● **Problem details**: Gather, from the data below, each line in which the word "https" occurs.

● **Data for this exercise**:
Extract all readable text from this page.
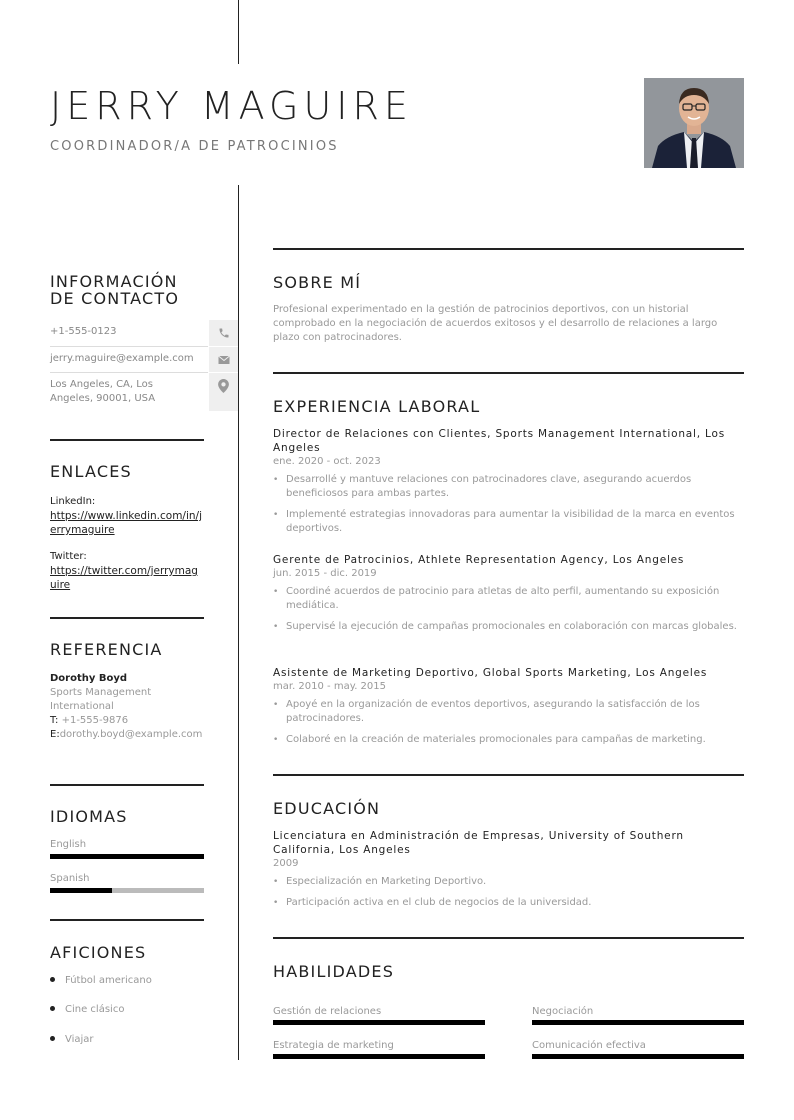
JERRY MAGUIRE
COORDINADOR/A DE PATROCINIOS
INFORMACIÓN
DE CONTACTO
+1-555-0123
jerry.maguire@example.com
Los Angeles, CA, Los Angeles, 90001, USA
ENLACES
LinkedIn:
https://www.linkedin.com/in/jerrymaguire
Twitter:
https://twitter.com/jerrymaguire
REFERENCIA
Dorothy Boyd
Sports Management International
T: +1-555-9876
E:dorothy.boyd@example.com
IDIOMAS
English
Spanish
AFICIONES
Fútbol americano
Cine clásico
Viajar
SOBRE MÍ
Profesional experimentado en la gestión de patrocinios deportivos, con un historial comprobado en la negociación de acuerdos exitosos y el desarrollo de relaciones a largo plazo con patrocinadores.
EXPERIENCIA LABORAL
Director de Relaciones con Clientes, Sports Management International, Los Angeles
ene. 2020 - oct. 2023
• Desarrollé y mantuve relaciones con patrocinadores clave, asegurando acuerdos beneficiosos para ambas partes.
• Implementé estrategias innovadoras para aumentar la visibilidad de la marca en eventos deportivos.
Gerente de Patrocinios, Athlete Representation Agency, Los Angeles
jun. 2015 - dic. 2019
• Coordiné acuerdos de patrocinio para atletas de alto perfil, aumentando su exposición mediática.
• Supervisé la ejecución de campañas promocionales en colaboración con marcas globales.
Asistente de Marketing Deportivo, Global Sports Marketing, Los Angeles
mar. 2010 - may. 2015
• Apoyé en la organización de eventos deportivos, asegurando la satisfacción de los patrocinadores.
• Colaboré en la creación de materiales promocionales para campañas de marketing.
EDUCACIÓN
Licenciatura en Administración de Empresas, University of Southern California, Los Angeles
2009
• Especialización en Marketing Deportivo.
• Participación activa en el club de negocios de la universidad.
HABILIDADES
Gestión de relaciones	Negociación
Estrategia de marketing	Comunicación efectiva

● **Correct answer**:
https://www.linkedin.com/in/jerrymaguire
https://twitter.com/jerrymaguire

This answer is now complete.